─── Extract

Cantilapay webhooks phase-2
Cantilapay notifies your server of payment lifecycle events — a charge succeeding, a subscription renewing, and so on — by POSTing a signed JSON payload to an endpoint you register. Webhooks are how you react to things that happen asynchronously or outside a request you initiated.
How delivery works
- You register an HTTPS endpoint and receive a signing secret.
- Cantilapay POSTs each event as a JSON body, with a
Cantilapay-Signatureheader. - Your server verifies the signature, then acts on the event.
- Respond
2xxquickly. Non-2xxresponses are retried.
The signature is an HMAC-SHA256 over <timestamp>.<rawBody> using your
signing secret. The header looks like t=1716900000,v1=<hex>.
Verify before you trust. Always call cp.webhooks.verify on the raw
request body before parsing or acting on an event. Parsing first and
re-serializing will change the bytes and break verification.
Verifying signatures
cp.webhooks.verify validates both the timestamp (rejecting replays older
than toleranceSeconds, default 300) and the HMAC. It returns true on
success and throws otherwise.
| Method | Parameters | Returns | Description |
|---|---|---|---|
webhooks.verify(input) | { rawBody, signatureHeader, signingSecret, toleranceSeconds? } | true (throws on failure) | Validate a Cantilapay-Signature header. |
| Field | Type | Description |
|---|---|---|
rawBody | string | The exact raw request body bytes, as text. |
signatureHeader | string | The Cantilapay-Signature header value. |
signingSecret | string | Your endpoint's signing secret. |
toleranceSeconds | number? | Max signature age in seconds (default 300). |
Full Express handler
The key detail is capturing the raw body. Use express.raw for the
webhook route so the bytes are untouched before verification.
import express from "express";
import { Cantilapay } from "@cantila/cantilapay";
const cp = new Cantilapay(process.env.CANTILAPAY_SECRET_KEY!);
const app = express();
app.post(
"/webhooks/cantilapay",
express.raw({ type: "application/json" }),
(req, res) => {
const rawBody = req.body.toString("utf8");
try {
cp.webhooks.verify({
rawBody,
signatureHeader: req.header("Cantilapay-Signature")!,
signingSecret: process.env.CANTILAPAY_WEBHOOK_SECRET!,
});
} catch (err) {
// Bad signature or stale timestamp — reject.
return res.status(400).send("invalid signature");
}
const event = JSON.parse(rawBody);
switch (event.type) {
case "payment_intent.succeeded":
// fulfil the order
break;
case "subscription.renewed":
// extend access for another period
break;
default:
// ignore unrecognised event types
break;
}
// Acknowledge quickly; do heavy work asynchronously.
res.status(200).send("ok");
},
);
app.listen(3000);Respond 2xx as soon as the event is accepted. Offload slow work (emails,
provisioning) to a queue so retries are not triggered by a slow handler.
Representative event types
The event catalogue grows as coverage expands. Common types include:
| Event | When it fires |
|---|---|
payment_intent.succeeded | A charge completed successfully. |
payment_intent.failed | A charge was declined or errored. |
subscription.renewed | A subscription billed for a new period. |
subscription.canceled | A subscription ended. |
invoice.paid | An invoice was paid. |
refund.succeeded | A refund completed. |
Always branch on event.type and ignore types you do not handle, so new
event types never break your endpoint.

──────

* [Exercise goal]:
Please give the default value of toleranceSeconds stated in the webhooks guide.

─── Records shown

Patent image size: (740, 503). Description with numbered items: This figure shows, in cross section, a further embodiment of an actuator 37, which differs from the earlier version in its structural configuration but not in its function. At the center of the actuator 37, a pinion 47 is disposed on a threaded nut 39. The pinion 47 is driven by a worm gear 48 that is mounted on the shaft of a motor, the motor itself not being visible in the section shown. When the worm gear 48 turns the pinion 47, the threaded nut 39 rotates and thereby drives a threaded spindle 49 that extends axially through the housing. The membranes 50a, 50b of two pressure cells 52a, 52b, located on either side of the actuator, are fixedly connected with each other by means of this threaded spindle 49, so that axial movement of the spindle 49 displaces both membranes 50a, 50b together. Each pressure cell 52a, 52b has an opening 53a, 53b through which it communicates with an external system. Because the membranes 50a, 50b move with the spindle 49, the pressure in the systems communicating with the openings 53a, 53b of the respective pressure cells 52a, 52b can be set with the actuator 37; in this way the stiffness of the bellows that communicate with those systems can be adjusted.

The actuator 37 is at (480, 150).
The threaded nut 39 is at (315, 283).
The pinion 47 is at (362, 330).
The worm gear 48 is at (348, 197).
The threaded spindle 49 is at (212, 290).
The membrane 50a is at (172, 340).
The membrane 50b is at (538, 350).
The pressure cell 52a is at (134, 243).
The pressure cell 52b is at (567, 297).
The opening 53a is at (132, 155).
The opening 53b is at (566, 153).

──────

* [Result of this task]:
300 seconds.